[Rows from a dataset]
* Start *

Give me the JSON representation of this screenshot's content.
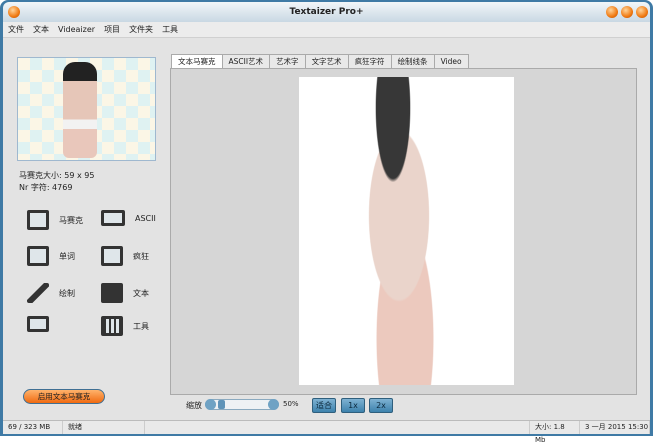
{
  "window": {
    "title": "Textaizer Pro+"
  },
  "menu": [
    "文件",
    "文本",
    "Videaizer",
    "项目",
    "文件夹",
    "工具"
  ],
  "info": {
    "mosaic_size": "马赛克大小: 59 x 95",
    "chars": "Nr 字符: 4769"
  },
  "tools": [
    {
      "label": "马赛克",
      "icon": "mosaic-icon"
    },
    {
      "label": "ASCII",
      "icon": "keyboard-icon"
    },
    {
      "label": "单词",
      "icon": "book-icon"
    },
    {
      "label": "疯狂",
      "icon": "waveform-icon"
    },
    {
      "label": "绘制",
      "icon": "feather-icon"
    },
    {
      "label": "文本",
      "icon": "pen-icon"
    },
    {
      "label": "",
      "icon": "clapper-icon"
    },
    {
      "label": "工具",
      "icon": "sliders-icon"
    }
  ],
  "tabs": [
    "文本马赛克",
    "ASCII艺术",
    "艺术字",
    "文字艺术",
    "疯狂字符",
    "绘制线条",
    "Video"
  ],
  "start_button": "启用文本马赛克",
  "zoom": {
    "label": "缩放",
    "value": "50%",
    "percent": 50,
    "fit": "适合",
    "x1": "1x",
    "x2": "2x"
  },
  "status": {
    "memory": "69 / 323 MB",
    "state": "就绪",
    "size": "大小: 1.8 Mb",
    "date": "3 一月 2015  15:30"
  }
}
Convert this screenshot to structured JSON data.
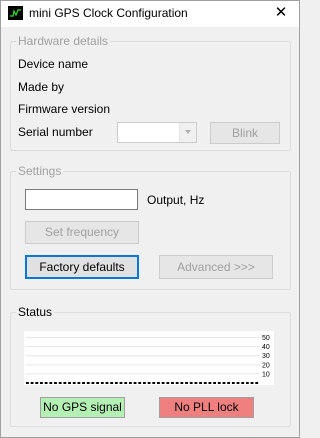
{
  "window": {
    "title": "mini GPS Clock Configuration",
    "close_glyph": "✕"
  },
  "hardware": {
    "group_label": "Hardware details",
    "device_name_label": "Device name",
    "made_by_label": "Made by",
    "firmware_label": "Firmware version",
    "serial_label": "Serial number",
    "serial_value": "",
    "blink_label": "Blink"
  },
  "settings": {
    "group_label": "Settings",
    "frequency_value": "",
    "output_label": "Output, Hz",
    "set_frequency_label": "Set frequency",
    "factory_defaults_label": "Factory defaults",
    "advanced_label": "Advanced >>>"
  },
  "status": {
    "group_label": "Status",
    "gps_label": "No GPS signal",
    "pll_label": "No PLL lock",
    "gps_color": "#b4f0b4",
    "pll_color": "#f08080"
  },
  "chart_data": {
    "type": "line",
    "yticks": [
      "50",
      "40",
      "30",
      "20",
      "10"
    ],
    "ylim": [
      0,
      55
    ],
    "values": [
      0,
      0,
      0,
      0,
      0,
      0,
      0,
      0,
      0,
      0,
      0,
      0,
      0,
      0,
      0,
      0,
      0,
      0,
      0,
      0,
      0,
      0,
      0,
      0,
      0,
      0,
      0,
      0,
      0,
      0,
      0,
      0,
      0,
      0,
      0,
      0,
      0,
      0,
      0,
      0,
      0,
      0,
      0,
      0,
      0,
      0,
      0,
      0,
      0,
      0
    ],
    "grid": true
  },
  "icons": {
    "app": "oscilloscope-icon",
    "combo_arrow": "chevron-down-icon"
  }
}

* End *

Your answer should be a single number: the count of lines that contain "JSON".

## Correct result
2